[Stored items from a collection]
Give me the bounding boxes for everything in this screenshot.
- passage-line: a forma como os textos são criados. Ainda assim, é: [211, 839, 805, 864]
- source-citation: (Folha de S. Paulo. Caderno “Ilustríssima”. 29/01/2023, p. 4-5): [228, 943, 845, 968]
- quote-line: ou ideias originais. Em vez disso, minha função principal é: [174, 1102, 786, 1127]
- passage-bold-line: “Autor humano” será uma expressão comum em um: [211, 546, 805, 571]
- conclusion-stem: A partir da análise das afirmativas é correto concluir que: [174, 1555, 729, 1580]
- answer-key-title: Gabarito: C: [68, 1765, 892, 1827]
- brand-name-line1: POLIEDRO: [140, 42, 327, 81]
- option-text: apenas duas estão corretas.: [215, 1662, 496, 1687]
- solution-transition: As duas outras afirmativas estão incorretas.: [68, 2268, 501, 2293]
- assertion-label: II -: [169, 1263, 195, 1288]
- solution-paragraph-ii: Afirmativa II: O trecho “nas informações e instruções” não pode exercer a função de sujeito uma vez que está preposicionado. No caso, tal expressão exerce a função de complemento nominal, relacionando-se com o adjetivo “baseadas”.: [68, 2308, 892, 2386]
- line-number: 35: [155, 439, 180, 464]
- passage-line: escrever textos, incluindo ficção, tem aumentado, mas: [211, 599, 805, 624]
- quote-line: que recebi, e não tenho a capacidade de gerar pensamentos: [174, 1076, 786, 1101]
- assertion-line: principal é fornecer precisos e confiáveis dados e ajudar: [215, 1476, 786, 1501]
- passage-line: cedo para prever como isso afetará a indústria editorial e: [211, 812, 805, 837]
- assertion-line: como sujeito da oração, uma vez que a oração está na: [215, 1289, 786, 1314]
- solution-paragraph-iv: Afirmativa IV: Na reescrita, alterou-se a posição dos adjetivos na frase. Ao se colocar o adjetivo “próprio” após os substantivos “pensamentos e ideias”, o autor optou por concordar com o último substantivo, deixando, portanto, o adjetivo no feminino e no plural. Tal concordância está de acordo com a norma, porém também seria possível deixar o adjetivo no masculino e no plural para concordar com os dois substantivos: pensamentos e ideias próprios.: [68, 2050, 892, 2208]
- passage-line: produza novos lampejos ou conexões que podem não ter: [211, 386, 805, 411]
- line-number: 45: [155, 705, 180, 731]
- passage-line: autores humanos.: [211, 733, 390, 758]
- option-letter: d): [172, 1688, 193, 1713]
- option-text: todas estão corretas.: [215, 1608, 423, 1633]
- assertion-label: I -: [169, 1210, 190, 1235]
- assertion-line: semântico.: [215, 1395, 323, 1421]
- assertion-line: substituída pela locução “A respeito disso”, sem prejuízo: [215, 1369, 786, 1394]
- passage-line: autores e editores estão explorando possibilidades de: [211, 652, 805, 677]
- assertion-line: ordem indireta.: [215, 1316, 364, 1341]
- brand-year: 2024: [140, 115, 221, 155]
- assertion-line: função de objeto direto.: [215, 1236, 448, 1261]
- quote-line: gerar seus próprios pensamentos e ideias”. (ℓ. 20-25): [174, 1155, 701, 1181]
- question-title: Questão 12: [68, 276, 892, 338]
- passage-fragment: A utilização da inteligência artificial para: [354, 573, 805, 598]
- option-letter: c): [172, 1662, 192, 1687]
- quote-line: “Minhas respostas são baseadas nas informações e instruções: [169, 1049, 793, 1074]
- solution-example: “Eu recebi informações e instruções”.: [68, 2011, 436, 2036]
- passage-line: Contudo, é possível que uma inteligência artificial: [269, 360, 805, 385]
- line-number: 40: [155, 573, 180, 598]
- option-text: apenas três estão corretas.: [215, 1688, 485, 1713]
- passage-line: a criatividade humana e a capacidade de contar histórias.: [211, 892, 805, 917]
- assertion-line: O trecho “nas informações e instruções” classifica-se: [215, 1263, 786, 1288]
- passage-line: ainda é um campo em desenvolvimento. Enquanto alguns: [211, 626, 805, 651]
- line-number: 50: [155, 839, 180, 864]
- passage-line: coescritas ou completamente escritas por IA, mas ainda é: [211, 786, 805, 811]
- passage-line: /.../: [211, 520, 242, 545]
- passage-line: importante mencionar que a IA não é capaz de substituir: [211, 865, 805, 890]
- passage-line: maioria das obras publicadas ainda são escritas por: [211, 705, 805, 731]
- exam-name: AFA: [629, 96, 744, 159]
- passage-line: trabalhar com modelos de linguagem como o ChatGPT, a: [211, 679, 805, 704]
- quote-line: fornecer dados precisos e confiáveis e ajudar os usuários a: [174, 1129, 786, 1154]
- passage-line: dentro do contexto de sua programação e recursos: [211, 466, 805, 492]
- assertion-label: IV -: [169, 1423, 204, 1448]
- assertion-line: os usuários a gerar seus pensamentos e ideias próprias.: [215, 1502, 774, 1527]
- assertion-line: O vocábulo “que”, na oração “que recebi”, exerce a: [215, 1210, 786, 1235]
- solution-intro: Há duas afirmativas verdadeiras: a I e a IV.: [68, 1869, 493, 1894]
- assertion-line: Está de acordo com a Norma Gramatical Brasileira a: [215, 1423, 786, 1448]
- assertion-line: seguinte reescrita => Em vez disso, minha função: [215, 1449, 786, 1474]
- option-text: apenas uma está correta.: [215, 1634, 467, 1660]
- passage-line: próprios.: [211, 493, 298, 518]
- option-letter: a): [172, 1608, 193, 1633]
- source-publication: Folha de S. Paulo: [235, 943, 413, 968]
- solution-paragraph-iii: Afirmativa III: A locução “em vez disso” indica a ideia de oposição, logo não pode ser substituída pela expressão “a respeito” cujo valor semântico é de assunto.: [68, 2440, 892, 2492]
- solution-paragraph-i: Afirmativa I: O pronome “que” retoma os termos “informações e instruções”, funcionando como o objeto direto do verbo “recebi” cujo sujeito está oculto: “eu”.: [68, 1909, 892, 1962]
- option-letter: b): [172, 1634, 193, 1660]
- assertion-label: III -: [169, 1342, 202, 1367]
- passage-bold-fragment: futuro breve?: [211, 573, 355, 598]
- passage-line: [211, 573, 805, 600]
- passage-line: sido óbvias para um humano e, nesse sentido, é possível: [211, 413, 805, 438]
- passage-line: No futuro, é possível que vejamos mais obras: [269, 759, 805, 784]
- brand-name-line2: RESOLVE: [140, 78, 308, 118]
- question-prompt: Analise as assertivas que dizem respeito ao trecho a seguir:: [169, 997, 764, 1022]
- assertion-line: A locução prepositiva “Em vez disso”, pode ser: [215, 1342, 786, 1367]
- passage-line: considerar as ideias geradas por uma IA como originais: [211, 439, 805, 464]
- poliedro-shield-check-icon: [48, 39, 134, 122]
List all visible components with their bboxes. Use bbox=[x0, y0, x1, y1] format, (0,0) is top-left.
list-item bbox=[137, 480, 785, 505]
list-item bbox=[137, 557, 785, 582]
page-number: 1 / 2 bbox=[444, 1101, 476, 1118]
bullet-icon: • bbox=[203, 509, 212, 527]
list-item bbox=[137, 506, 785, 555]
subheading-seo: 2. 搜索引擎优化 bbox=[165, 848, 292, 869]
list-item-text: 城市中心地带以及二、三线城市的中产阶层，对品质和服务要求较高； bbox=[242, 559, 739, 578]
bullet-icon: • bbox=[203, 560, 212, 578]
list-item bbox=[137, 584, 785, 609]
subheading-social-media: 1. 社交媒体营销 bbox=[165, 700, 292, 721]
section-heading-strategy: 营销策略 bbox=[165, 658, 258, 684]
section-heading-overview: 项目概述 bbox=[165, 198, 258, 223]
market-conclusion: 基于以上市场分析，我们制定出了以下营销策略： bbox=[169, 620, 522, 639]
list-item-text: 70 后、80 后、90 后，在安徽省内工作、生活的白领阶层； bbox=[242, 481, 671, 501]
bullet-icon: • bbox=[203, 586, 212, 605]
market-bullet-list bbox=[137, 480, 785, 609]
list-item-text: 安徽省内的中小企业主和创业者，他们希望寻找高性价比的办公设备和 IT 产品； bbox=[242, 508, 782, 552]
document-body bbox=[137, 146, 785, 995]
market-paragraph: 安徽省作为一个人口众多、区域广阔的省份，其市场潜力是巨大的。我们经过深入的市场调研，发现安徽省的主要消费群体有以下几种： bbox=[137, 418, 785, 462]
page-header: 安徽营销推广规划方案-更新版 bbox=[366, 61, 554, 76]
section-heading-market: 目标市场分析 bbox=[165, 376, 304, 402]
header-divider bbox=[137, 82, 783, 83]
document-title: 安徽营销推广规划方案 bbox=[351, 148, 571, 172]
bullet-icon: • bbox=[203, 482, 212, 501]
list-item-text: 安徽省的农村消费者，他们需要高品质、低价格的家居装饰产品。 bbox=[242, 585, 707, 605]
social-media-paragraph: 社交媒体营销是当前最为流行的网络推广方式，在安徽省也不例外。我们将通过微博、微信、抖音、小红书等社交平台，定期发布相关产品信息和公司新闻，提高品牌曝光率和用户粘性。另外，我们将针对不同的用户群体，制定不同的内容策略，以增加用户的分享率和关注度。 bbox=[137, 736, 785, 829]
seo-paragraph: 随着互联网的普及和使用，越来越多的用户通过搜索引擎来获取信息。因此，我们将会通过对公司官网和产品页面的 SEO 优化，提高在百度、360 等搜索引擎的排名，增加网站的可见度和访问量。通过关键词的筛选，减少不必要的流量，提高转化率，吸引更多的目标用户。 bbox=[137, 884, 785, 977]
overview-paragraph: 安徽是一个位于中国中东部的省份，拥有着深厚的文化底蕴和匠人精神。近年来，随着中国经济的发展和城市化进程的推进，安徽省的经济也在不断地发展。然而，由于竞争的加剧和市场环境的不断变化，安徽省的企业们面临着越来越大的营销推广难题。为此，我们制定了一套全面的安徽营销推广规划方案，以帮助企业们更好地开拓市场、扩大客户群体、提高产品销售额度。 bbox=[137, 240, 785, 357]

Stated problem ▸
Format the part of the entries that runs from their start through the line containing "- passage-line: escrever" as a JSON list of strings, one per line, with blank lines omitted.

Answer to this task ▸
[
  "Give me the bounding boxes for everything in this screenshot.",
  "- passage-line: a forma como os textos são criados. Ainda assim, é: [211, 839, 805, 864]",
  "- source-citation: (Folha de S. Paulo. Caderno “Ilustríssima”. 29/01/2023, p. 4-5): [228, 943, 845, 968]",
  "- quote-line: ou ideias originais. Em vez disso, minha função principal é: [174, 1102, 786, 1127]",
  "- passage-bold-line: “Autor humano” será uma expressão comum em um: [211, 546, 805, 571]",
  "- conclusion-stem: A partir da análise das afirmativas é correto concluir que: [174, 1555, 729, 1580]",
  "- answer-key-title: Gabarito: C: [68, 1765, 892, 1827]",
  "- brand-name-line1: POLIEDRO: [140, 42, 327, 81]",
  "- option-text: apenas duas estão corretas.: [215, 1662, 496, 1687]",
  "- solution-transition: As duas outras afirmativas estão incorretas.: [68, 2268, 501, 2293]",
  "- assertion-label: II -: [169, 1263, 195, 1288]",
  "- solution-paragraph-ii: Afirmativa II: O trecho “nas informações e instruções” não pode exercer a função de sujeito uma vez que está preposicionado. No caso, tal expressão exerce a função de complemento nominal, relacionando-se com o adjetivo “baseadas”.: [68, 2308, 892, 2386]",
  "- line-number: 35: [155, 439, 180, 464]",
  "- passage-line: escrever textos, incluindo ficção, tem aumentado, mas: [211, 599, 805, 624]"
]